Records from a data collection:
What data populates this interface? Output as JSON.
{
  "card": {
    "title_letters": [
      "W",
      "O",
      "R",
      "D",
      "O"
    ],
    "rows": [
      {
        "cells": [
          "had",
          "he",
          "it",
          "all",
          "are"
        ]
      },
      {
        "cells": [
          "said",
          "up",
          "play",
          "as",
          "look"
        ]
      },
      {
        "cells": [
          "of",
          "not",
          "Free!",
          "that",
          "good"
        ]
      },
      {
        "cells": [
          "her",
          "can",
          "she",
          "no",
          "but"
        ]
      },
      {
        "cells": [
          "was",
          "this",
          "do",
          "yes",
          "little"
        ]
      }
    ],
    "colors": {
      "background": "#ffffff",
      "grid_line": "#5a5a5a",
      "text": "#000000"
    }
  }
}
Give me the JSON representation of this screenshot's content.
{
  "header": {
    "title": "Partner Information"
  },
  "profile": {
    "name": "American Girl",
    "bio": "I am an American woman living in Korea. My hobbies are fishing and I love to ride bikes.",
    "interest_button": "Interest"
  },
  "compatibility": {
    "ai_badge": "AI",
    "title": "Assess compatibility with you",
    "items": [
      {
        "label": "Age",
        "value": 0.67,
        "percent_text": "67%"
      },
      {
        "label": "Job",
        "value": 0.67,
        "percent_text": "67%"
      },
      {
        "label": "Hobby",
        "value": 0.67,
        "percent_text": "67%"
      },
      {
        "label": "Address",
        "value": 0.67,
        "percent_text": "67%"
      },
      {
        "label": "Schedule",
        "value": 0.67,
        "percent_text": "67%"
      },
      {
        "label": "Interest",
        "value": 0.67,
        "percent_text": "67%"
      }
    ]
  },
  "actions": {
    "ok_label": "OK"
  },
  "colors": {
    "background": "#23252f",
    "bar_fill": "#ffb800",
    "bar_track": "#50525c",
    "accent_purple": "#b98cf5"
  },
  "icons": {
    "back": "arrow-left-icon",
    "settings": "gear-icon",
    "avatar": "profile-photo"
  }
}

*TASK*:
Copy out exactly the lines running from the line with "Give me the" to the end of the records, inclusive.

*SOLUTION FOR THIS PROBLEM*:
Give me the JSON representation of this screenshot's content.
{
  "header": {
    "title": "Partner Information"
  },
  "profile": {
    "name": "American Girl",
    "bio": "I am an American woman living in Korea. My hobbies are fishing and I love to ride bikes.",
    "interest_button": "Interest"
  },
  "compatibility": {
    "ai_badge": "AI",
    "title": "Assess compatibility with you",
    "items": [
      {
        "label": "Age",
        "value": 0.67,
        "percent_text": "67%"
      },
      {
        "label": "Job",
        "value": 0.67,
        "percent_text": "67%"
      },
      {
        "label": "Hobby",
        "value": 0.67,
        "percent_text": "67%"
      },
      {
        "label": "Address",
        "value": 0.67,
        "percent_text": "67%"
      },
      {
        "label": "Schedule",
        "value": 0.67,
        "percent_text": "67%"
      },
      {
        "label": "Interest",
        "value": 0.67,
        "percent_text": "67%"
      }
    ]
  },
  "actions": {
    "ok_label": "OK"
  },
  "colors": {
    "background": "#23252f",
    "bar_fill": "#ffb800",
    "bar_track": "#50525c",
    "accent_purple": "#b98cf5"
  },
  "icons": {
    "back": "arrow-left-icon",
    "settings": "gear-icon",
    "avatar": "profile-photo"
  }
}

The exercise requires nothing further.